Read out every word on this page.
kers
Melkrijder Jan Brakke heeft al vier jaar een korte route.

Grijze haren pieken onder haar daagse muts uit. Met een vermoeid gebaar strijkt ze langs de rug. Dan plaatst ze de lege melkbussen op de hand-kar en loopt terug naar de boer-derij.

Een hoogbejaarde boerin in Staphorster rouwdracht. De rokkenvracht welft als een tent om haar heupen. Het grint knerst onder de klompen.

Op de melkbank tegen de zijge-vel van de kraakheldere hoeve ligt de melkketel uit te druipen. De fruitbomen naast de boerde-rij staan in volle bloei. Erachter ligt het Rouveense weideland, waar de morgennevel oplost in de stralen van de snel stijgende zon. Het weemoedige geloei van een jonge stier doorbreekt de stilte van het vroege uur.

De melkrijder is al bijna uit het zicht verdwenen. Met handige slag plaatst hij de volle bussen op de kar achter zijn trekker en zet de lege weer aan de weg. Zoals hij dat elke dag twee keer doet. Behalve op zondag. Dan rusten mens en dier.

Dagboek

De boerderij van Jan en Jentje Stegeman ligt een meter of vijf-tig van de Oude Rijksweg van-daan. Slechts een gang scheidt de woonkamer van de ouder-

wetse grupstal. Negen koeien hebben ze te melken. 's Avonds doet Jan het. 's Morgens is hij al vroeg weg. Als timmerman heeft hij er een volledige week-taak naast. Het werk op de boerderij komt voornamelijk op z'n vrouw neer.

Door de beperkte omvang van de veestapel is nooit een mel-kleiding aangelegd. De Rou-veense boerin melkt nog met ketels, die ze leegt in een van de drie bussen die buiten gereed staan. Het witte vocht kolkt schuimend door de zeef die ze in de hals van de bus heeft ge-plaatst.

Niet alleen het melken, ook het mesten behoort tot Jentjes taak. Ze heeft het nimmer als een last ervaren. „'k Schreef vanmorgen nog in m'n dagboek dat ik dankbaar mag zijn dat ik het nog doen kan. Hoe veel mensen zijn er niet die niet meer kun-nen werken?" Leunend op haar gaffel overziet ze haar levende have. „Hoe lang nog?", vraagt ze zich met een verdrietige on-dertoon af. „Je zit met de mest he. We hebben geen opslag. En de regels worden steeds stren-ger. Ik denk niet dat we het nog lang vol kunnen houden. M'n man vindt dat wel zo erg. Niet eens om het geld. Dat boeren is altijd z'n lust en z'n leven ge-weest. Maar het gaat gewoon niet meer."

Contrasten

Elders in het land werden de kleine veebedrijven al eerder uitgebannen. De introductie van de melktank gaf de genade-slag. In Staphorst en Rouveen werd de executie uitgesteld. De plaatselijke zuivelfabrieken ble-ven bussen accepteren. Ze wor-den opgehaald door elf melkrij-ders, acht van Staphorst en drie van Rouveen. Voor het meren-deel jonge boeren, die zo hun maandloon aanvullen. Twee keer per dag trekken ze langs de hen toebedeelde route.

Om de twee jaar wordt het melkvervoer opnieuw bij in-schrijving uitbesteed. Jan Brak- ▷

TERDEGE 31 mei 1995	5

• _What you should do_
From the records above, extract every entry verbatim.

• _Exercise answer_
Read out every word on this page.
kers
Melkrijder Jan Brakke heeft al vier jaar een korte route.

Grijze haren pieken onder haar daagse muts uit. Met een vermoeid gebaar strijkt ze langs de rug. Dan plaatst ze de lege melkbussen op de hand-kar en loopt terug naar de boer-derij.

Een hoogbejaarde boerin in Staphorster rouwdracht. De rokkenvracht welft als een tent om haar heupen. Het grint knerst onder de klompen.

Op de melkbank tegen de zijge-vel van de kraakheldere hoeve ligt de melkketel uit te druipen. De fruitbomen naast de boerde-rij staan in volle bloei. Erachter ligt het Rouveense weideland, waar de morgennevel oplost in de stralen van de snel stijgende zon. Het weemoedige geloei van een jonge stier doorbreekt de stilte van het vroege uur.

De melkrijder is al bijna uit het zicht verdwenen. Met handige slag plaatst hij de volle bussen op de kar achter zijn trekker en zet de lege weer aan de weg. Zoals hij dat elke dag twee keer doet. Behalve op zondag. Dan rusten mens en dier.

Dagboek

De boerderij van Jan en Jentje Stegeman ligt een meter of vijf-tig van de Oude Rijksweg van-daan. Slechts een gang scheidt de woonkamer van de ouder-

wetse grupstal. Negen koeien hebben ze te melken. 's Avonds doet Jan het. 's Morgens is hij al vroeg weg. Als timmerman heeft hij er een volledige week-taak naast. Het werk op de boerderij komt voornamelijk op z'n vrouw neer.

Door de beperkte omvang van de veestapel is nooit een mel-kleiding aangelegd. De Rou-veense boerin melkt nog met ketels, die ze leegt in een van de drie bussen die buiten gereed staan. Het witte vocht kolkt schuimend door de zeef die ze in de hals van de bus heeft ge-plaatst.

Niet alleen het melken, ook het mesten behoort tot Jentjes taak. Ze heeft het nimmer als een last ervaren. „'k Schreef vanmorgen nog in m'n dagboek dat ik dankbaar mag zijn dat ik het nog doen kan. Hoe veel mensen zijn er niet die niet meer kun-nen werken?" Leunend op haar gaffel overziet ze haar levende have. „Hoe lang nog?", vraagt ze zich met een verdrietige on-dertoon af. „Je zit met de mest he. We hebben geen opslag. En de regels worden steeds stren-ger. Ik denk niet dat we het nog lang vol kunnen houden. M'n man vindt dat wel zo erg. Niet eens om het geld. Dat boeren is altijd z'n lust en z'n leven ge-weest. Maar het gaat gewoon niet meer."

Contrasten

Elders in het land werden de kleine veebedrijven al eerder uitgebannen. De introductie van de melktank gaf de genade-slag. In Staphorst en Rouveen werd de executie uitgesteld. De plaatselijke zuivelfabrieken ble-ven bussen accepteren. Ze wor-den opgehaald door elf melkrij-ders, acht van Staphorst en drie van Rouveen. Voor het meren-deel jonge boeren, die zo hun maandloon aanvullen. Twee keer per dag trekken ze langs de hen toebedeelde route.

Om de twee jaar wordt het melkvervoer opnieuw bij in-schrijving uitbesteed. Jan Brak- ▷

TERDEGE 31 mei 1995	5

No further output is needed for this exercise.